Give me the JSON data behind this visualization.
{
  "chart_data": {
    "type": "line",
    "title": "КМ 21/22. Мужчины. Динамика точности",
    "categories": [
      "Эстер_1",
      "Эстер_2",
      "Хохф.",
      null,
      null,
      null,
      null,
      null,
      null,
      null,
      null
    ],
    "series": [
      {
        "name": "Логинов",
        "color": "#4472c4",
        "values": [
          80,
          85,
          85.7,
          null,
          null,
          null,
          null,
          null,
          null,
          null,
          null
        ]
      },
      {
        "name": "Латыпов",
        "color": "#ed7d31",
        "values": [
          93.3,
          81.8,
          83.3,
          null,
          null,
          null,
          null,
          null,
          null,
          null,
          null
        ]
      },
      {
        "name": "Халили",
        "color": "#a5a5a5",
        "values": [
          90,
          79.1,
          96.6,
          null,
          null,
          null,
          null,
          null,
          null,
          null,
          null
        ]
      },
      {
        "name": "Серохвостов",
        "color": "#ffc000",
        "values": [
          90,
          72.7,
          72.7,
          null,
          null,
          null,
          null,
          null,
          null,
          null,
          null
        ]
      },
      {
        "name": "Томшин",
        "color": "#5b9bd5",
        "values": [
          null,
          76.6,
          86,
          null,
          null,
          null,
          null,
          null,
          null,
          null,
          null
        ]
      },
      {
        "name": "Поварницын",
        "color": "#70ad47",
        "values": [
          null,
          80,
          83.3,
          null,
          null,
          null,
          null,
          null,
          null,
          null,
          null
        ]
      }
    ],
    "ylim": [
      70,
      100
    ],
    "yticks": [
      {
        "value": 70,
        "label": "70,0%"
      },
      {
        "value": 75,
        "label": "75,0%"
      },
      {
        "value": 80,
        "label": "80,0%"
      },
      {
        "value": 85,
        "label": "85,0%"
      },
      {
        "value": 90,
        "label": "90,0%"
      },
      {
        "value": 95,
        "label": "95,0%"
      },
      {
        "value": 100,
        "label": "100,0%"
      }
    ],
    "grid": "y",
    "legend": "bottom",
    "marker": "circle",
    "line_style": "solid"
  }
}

[TASK PROMPT] Give the data again, exactly as it stands.

[RESULT OF THE TASK]
Give me the JSON data behind this visualization.
{
  "chart_data": {
    "type": "line",
    "title": "КМ 21/22. Мужчины. Динамика точности",
    "categories": [
      "Эстер_1",
      "Эстер_2",
      "Хохф.",
      null,
      null,
      null,
      null,
      null,
      null,
      null,
      null
    ],
    "series": [
      {
        "name": "Логинов",
        "color": "#4472c4",
        "values": [
          80,
          85,
          85.7,
          null,
          null,
          null,
          null,
          null,
          null,
          null,
          null
        ]
      },
      {
        "name": "Латыпов",
        "color": "#ed7d31",
        "values": [
          93.3,
          81.8,
          83.3,
          null,
          null,
          null,
          null,
          null,
          null,
          null,
          null
        ]
      },
      {
        "name": "Халили",
        "color": "#a5a5a5",
        "values": [
          90,
          79.1,
          96.6,
          null,
          null,
          null,
          null,
          null,
          null,
          null,
          null
        ]
      },
      {
        "name": "Серохвостов",
        "color": "#ffc000",
        "values": [
          90,
          72.7,
          72.7,
          null,
          null,
          null,
          null,
          null,
          null,
          null,
          null
        ]
      },
      {
        "name": "Томшин",
        "color": "#5b9bd5",
        "values": [
          null,
          76.6,
          86,
          null,
          null,
          null,
          null,
          null,
          null,
          null,
          null
        ]
      },
      {
        "name": "Поварницын",
        "color": "#70ad47",
        "values": [
          null,
          80,
          83.3,
          null,
          null,
          null,
          null,
          null,
          null,
          null,
          null
        ]
      }
    ],
    "ylim": [
      70,
      100
    ],
    "yticks": [
      {
        "value": 70,
        "label": "70,0%"
      },
      {
        "value": 75,
        "label": "75,0%"
      },
      {
        "value": 80,
        "label": "80,0%"
      },
      {
        "value": 85,
        "label": "85,0%"
      },
      {
        "value": 90,
        "label": "90,0%"
      },
      {
        "value": 95,
        "label": "95,0%"
      },
      {
        "value": 100,
        "label": "100,0%"
      }
    ],
    "grid": "y",
    "legend": "bottom",
    "marker": "circle",
    "line_style": "solid"
  }
}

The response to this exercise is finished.